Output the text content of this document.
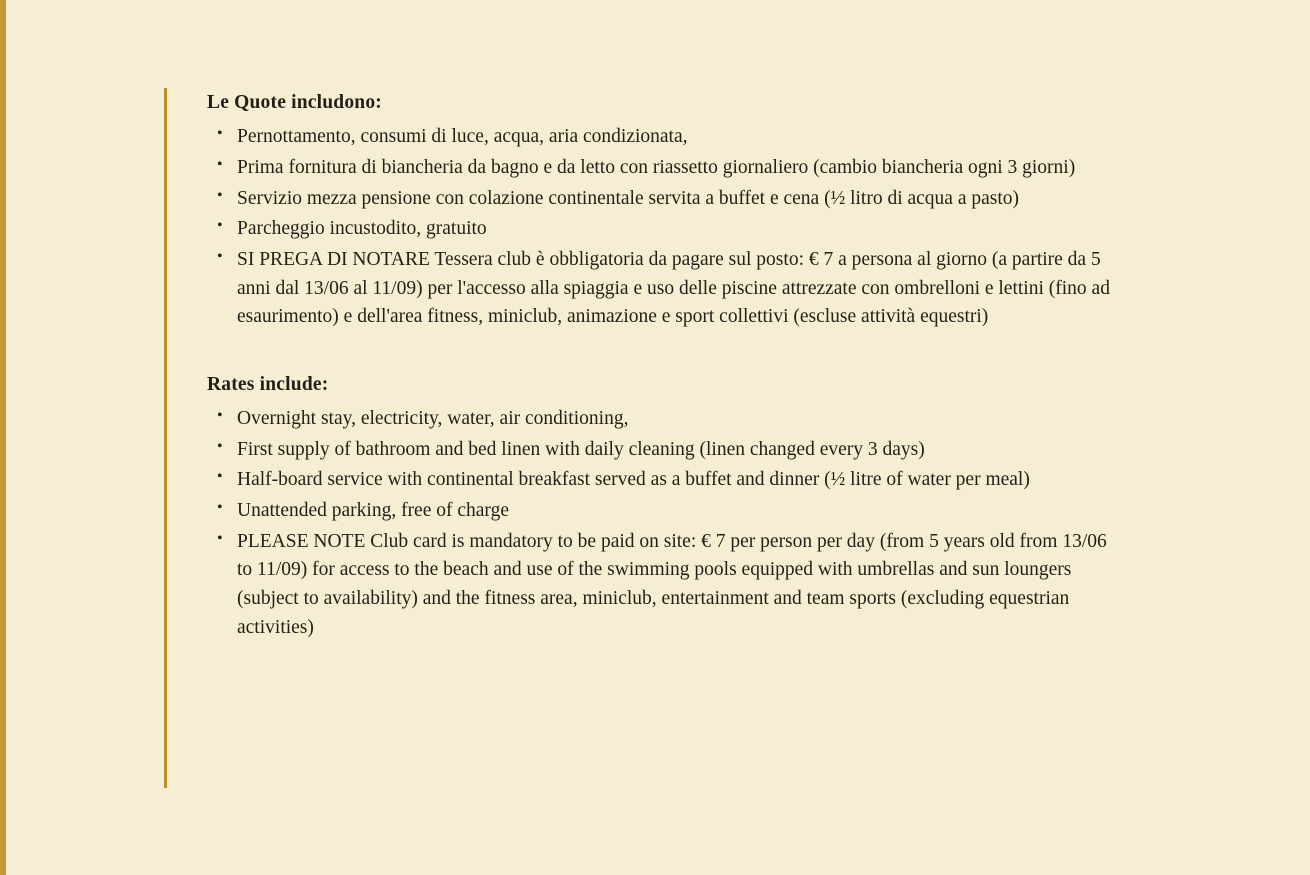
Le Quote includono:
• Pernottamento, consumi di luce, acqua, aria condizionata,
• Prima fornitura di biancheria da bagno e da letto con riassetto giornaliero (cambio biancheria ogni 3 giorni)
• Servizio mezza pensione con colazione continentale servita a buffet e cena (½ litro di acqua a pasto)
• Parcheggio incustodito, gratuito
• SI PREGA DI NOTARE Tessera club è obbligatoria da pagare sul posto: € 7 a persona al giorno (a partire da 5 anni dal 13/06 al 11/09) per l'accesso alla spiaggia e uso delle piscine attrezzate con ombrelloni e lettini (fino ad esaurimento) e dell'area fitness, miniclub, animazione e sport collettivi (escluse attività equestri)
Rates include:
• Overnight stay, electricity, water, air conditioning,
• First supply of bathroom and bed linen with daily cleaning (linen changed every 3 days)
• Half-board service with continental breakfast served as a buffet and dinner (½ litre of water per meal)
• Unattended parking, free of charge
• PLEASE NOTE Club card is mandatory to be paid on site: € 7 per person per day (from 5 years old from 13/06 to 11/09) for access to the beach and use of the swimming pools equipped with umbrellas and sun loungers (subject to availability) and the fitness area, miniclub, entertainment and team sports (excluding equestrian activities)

---

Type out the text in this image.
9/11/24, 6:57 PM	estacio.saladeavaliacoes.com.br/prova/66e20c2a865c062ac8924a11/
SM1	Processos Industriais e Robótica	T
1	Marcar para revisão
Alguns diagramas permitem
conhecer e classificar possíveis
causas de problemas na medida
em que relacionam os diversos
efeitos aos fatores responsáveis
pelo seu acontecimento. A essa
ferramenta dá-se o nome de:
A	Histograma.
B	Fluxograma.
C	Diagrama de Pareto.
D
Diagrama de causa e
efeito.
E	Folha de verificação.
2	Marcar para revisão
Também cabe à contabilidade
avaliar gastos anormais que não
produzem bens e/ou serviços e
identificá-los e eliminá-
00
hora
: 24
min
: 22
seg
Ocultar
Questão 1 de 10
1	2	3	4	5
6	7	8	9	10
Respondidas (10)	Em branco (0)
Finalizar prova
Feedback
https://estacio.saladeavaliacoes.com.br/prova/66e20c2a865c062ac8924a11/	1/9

*WHAT YOU ARE ASKED TO DO*
Show every line of the records above that contains the word "water".

*WRITTEN SOLUTION*
• Overnight stay, electricity, water, air conditioning,
• Half-board service with continental breakfast served as a buffet and dinner (½ litre of water per meal)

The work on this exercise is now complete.